From the listing below, pull out the lines that hold "OSÓB".
━━━━━━━━━━━━━━━━━━━━
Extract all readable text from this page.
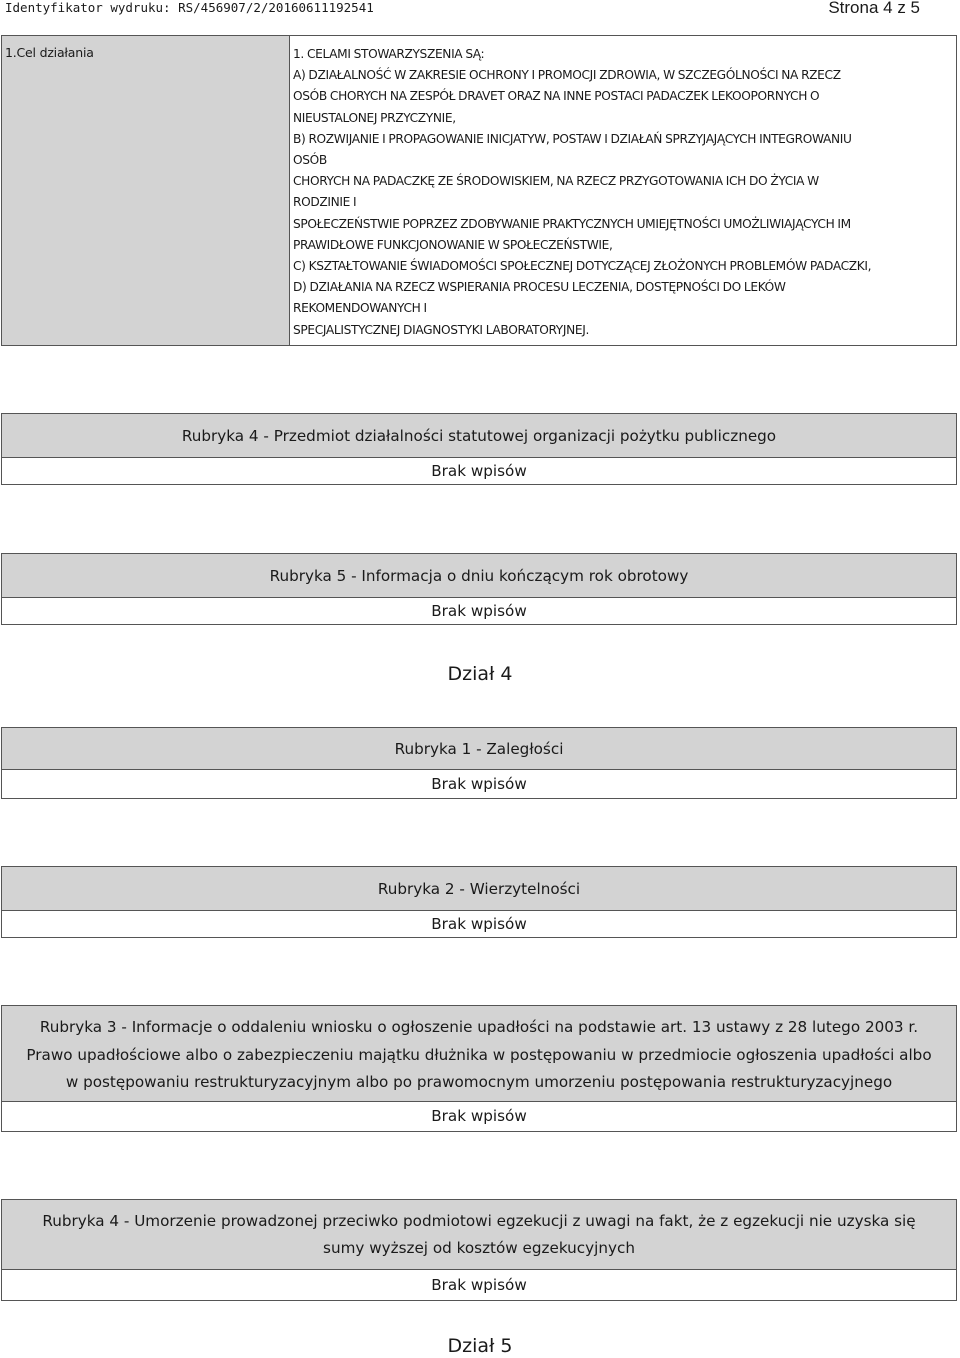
Identyfikator wydruku: RS/456907/2/20160611192541	Strona 4 z 5
1.Cel działania	1. CELAMI STOWARZYSZENIA SĄ:
A) DZIAŁALNOŚĆ W ZAKRESIE OCHRONY I PROMOCJI ZDROWIA, W SZCZEGÓLNOŚCI NA RZECZ
OSÓB CHORYCH NA ZESPÓŁ DRAVET ORAZ NA INNE POSTACI PADACZEK LEKOOPORNYCH O
NIEUSTALONEJ PRZYCZYNIE,
B) ROZWIJANIE I PROPAGOWANIE INICJATYW, POSTAW I DZIAŁAŃ SPRZYJAJĄCYCH INTEGROWANIU
OSÓB
CHORYCH NA PADACZKĘ ZE ŚRODOWISKIEM, NA RZECZ PRZYGOTOWANIA ICH DO ŻYCIA W
RODZINIE I
SPOŁECZEŃSTWIE POPRZEZ ZDOBYWANIE PRAKTYCZNYCH UMIEJĘTNOŚCI UMOŻLIWIAJĄCYCH IM
PRAWIDŁOWE FUNKCJONOWANIE W SPOŁECZEŃSTWIE,
C) KSZTAŁTOWANIE ŚWIADOMOŚCI SPOŁECZNEJ DOTYCZĄCEJ ZŁOŻONYCH PROBLEMÓW PADACZKI,
D) DZIAŁANIA NA RZECZ WSPIERANIA PROCESU LECZENIA, DOSTĘPNOŚCI DO LEKÓW
REKOMENDOWANYCH I
SPECJALISTYCZNEJ DIAGNOSTYKI LABORATORYJNEJ.
Rubryka 4 - Przedmiot działalności statutowej organizacji pożytku publicznego
Brak wpisów
Rubryka 5 - Informacja o dniu kończącym rok obrotowy
Brak wpisów
Dział 4
Rubryka 1 - Zaległości
Brak wpisów
Rubryka 2 - Wierzytelności
Brak wpisów
Rubryka 3 - Informacje o oddaleniu wniosku o ogłoszenie upadłości na podstawie art. 13 ustawy z 28 lutego 2003 r.
Prawo upadłościowe albo o zabezpieczeniu majątku dłużnika w postępowaniu w przedmiocie ogłoszenia upadłości albo
w postępowaniu restrukturyzacyjnym albo po prawomocnym umorzeniu postępowania restrukturyzacyjnego
Brak wpisów
Rubryka 4 - Umorzenie prowadzonej przeciwko podmiotowi egzekucji z uwagi na fakt, że z egzekucji nie uzyska się
sumy wyższej od kosztów egzekucyjnych
Brak wpisów
Dział 5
━━━━━━━━━━━━━━━━━━━━
_Task response_
OSÓB CHORYCH NA ZESPÓŁ DRAVET ORAZ NA INNE POSTACI PADACZEK LEKOOPORNYCH O
OSÓB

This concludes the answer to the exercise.